▶ **Given request**: Copy every record below, exactly as written.

··· Exercise material

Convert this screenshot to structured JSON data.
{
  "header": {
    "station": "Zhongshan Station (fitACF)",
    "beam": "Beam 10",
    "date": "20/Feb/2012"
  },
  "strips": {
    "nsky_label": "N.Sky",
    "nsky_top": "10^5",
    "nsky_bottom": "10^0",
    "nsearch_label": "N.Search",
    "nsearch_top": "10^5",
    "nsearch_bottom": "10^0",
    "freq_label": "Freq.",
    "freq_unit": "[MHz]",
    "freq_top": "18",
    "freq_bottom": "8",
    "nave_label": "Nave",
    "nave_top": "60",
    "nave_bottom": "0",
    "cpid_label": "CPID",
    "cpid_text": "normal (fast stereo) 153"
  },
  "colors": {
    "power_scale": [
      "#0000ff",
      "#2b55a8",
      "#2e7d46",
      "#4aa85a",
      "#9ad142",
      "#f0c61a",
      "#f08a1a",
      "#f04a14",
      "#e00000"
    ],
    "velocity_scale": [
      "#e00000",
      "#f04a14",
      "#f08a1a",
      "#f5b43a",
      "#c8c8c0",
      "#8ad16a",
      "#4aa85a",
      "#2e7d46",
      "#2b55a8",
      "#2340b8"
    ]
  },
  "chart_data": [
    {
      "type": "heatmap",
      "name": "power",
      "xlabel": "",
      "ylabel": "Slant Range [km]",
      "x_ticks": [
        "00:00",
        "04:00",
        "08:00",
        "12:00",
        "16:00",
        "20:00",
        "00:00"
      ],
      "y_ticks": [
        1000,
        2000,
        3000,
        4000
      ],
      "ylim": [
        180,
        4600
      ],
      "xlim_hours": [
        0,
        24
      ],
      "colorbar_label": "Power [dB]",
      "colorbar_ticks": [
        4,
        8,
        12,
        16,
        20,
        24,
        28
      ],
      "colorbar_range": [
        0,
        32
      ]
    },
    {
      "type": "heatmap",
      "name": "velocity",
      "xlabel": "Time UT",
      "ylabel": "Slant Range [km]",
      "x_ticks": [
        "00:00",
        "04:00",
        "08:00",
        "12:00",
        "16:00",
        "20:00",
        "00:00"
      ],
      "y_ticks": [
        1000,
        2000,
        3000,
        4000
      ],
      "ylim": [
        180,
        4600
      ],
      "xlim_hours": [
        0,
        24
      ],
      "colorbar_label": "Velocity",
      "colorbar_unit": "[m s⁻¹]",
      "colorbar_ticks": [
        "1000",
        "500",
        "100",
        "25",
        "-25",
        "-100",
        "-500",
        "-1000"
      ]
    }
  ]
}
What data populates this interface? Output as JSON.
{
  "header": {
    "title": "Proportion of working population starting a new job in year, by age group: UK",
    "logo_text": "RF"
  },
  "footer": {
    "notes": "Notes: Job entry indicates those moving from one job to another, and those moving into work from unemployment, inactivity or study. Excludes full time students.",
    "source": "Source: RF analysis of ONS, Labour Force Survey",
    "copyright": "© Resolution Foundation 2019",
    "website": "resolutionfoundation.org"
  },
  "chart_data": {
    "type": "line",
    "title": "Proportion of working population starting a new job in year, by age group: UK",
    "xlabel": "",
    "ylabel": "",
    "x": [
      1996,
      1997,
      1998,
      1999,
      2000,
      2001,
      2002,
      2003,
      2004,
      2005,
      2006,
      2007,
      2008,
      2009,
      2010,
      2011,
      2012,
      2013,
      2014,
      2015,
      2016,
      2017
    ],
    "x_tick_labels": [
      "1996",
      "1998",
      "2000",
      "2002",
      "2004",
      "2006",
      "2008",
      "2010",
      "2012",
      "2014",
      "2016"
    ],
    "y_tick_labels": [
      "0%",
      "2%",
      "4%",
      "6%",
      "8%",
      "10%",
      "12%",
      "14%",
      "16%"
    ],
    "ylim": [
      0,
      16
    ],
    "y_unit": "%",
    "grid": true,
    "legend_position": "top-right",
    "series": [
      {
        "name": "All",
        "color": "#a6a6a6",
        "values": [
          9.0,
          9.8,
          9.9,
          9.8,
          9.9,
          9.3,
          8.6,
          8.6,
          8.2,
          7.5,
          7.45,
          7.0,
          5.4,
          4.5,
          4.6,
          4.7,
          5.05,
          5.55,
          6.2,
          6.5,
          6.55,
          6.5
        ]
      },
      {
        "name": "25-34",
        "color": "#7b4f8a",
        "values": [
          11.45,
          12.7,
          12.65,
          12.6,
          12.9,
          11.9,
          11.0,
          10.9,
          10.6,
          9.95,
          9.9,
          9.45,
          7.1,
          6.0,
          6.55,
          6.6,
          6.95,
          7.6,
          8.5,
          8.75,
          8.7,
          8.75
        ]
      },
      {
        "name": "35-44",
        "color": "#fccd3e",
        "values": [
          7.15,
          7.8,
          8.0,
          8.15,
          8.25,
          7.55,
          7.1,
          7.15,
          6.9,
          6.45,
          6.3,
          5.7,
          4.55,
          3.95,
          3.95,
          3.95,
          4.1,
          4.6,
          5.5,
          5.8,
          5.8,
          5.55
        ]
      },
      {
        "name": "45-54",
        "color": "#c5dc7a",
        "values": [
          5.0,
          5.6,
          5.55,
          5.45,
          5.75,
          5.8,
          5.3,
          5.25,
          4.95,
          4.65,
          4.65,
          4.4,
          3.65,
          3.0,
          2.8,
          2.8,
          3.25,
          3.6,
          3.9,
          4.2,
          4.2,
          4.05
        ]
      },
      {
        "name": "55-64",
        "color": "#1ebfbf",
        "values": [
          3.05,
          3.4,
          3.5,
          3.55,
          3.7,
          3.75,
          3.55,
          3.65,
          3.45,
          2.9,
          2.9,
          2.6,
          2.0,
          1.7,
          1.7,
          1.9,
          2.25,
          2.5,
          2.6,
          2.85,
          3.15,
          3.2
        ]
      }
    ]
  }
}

······

▶ **Exercise output**:
Convert this screenshot to structured JSON data.
{
  "header": {
    "station": "Zhongshan Station (fitACF)",
    "beam": "Beam 10",
    "date": "20/Feb/2012"
  },
  "strips": {
    "nsky_label": "N.Sky",
    "nsky_top": "10^5",
    "nsky_bottom": "10^0",
    "nsearch_label": "N.Search",
    "nsearch_top": "10^5",
    "nsearch_bottom": "10^0",
    "freq_label": "Freq.",
    "freq_unit": "[MHz]",
    "freq_top": "18",
    "freq_bottom": "8",
    "nave_label": "Nave",
    "nave_top": "60",
    "nave_bottom": "0",
    "cpid_label": "CPID",
    "cpid_text": "normal (fast stereo) 153"
  },
  "colors": {
    "power_scale": [
      "#0000ff",
      "#2b55a8",
      "#2e7d46",
      "#4aa85a",
      "#9ad142",
      "#f0c61a",
      "#f08a1a",
      "#f04a14",
      "#e00000"
    ],
    "velocity_scale": [
      "#e00000",
      "#f04a14",
      "#f08a1a",
      "#f5b43a",
      "#c8c8c0",
      "#8ad16a",
      "#4aa85a",
      "#2e7d46",
      "#2b55a8",
      "#2340b8"
    ]
  },
  "chart_data": [
    {
      "type": "heatmap",
      "name": "power",
      "xlabel": "",
      "ylabel": "Slant Range [km]",
      "x_ticks": [
        "00:00",
        "04:00",
        "08:00",
        "12:00",
        "16:00",
        "20:00",
        "00:00"
      ],
      "y_ticks": [
        1000,
        2000,
        3000,
        4000
      ],
      "ylim": [
        180,
        4600
      ],
      "xlim_hours": [
        0,
        24
      ],
      "colorbar_label": "Power [dB]",
      "colorbar_ticks": [
        4,
        8,
        12,
        16,
        20,
        24,
        28
      ],
      "colorbar_range": [
        0,
        32
      ]
    },
    {
      "type": "heatmap",
      "name": "velocity",
      "xlabel": "Time UT",
      "ylabel": "Slant Range [km]",
      "x_ticks": [
        "00:00",
        "04:00",
        "08:00",
        "12:00",
        "16:00",
        "20:00",
        "00:00"
      ],
      "y_ticks": [
        1000,
        2000,
        3000,
        4000
      ],
      "ylim": [
        180,
        4600
      ],
      "xlim_hours": [
        0,
        24
      ],
      "colorbar_label": "Velocity",
      "colorbar_unit": "[m s⁻¹]",
      "colorbar_ticks": [
        "1000",
        "500",
        "100",
        "25",
        "-25",
        "-100",
        "-500",
        "-1000"
      ]
    }
  ]
}
What data populates this interface? Output as JSON.
{
  "header": {
    "title": "Proportion of working population starting a new job in year, by age group: UK",
    "logo_text": "RF"
  },
  "footer": {
    "notes": "Notes: Job entry indicates those moving from one job to another, and those moving into work from unemployment, inactivity or study. Excludes full time students.",
    "source": "Source: RF analysis of ONS, Labour Force Survey",
    "copyright": "© Resolution Foundation 2019",
    "website": "resolutionfoundation.org"
  },
  "chart_data": {
    "type": "line",
    "title": "Proportion of working population starting a new job in year, by age group: UK",
    "xlabel": "",
    "ylabel": "",
    "x": [
      1996,
      1997,
      1998,
      1999,
      2000,
      2001,
      2002,
      2003,
      2004,
      2005,
      2006,
      2007,
      2008,
      2009,
      2010,
      2011,
      2012,
      2013,
      2014,
      2015,
      2016,
      2017
    ],
    "x_tick_labels": [
      "1996",
      "1998",
      "2000",
      "2002",
      "2004",
      "2006",
      "2008",
      "2010",
      "2012",
      "2014",
      "2016"
    ],
    "y_tick_labels": [
      "0%",
      "2%",
      "4%",
      "6%",
      "8%",
      "10%",
      "12%",
      "14%",
      "16%"
    ],
    "ylim": [
      0,
      16
    ],
    "y_unit": "%",
    "grid": true,
    "legend_position": "top-right",
    "series": [
      {
        "name": "All",
        "color": "#a6a6a6",
        "values": [
          9.0,
          9.8,
          9.9,
          9.8,
          9.9,
          9.3,
          8.6,
          8.6,
          8.2,
          7.5,
          7.45,
          7.0,
          5.4,
          4.5,
          4.6,
          4.7,
          5.05,
          5.55,
          6.2,
          6.5,
          6.55,
          6.5
        ]
      },
      {
        "name": "25-34",
        "color": "#7b4f8a",
        "values": [
          11.45,
          12.7,
          12.65,
          12.6,
          12.9,
          11.9,
          11.0,
          10.9,
          10.6,
          9.95,
          9.9,
          9.45,
          7.1,
          6.0,
          6.55,
          6.6,
          6.95,
          7.6,
          8.5,
          8.75,
          8.7,
          8.75
        ]
      },
      {
        "name": "35-44",
        "color": "#fccd3e",
        "values": [
          7.15,
          7.8,
          8.0,
          8.15,
          8.25,
          7.55,
          7.1,
          7.15,
          6.9,
          6.45,
          6.3,
          5.7,
          4.55,
          3.95,
          3.95,
          3.95,
          4.1,
          4.6,
          5.5,
          5.8,
          5.8,
          5.55
        ]
      },
      {
        "name": "45-54",
        "color": "#c5dc7a",
        "values": [
          5.0,
          5.6,
          5.55,
          5.45,
          5.75,
          5.8,
          5.3,
          5.25,
          4.95,
          4.65,
          4.65,
          4.4,
          3.65,
          3.0,
          2.8,
          2.8,
          3.25,
          3.6,
          3.9,
          4.2,
          4.2,
          4.05
        ]
      },
      {
        "name": "55-64",
        "color": "#1ebfbf",
        "values": [
          3.05,
          3.4,
          3.5,
          3.55,
          3.7,
          3.75,
          3.55,
          3.65,
          3.45,
          2.9,
          2.9,
          2.6,
          2.0,
          1.7,
          1.7,
          1.9,
          2.25,
          2.5,
          2.6,
          2.85,
          3.15,
          3.2
        ]
      }
    ]
  }
}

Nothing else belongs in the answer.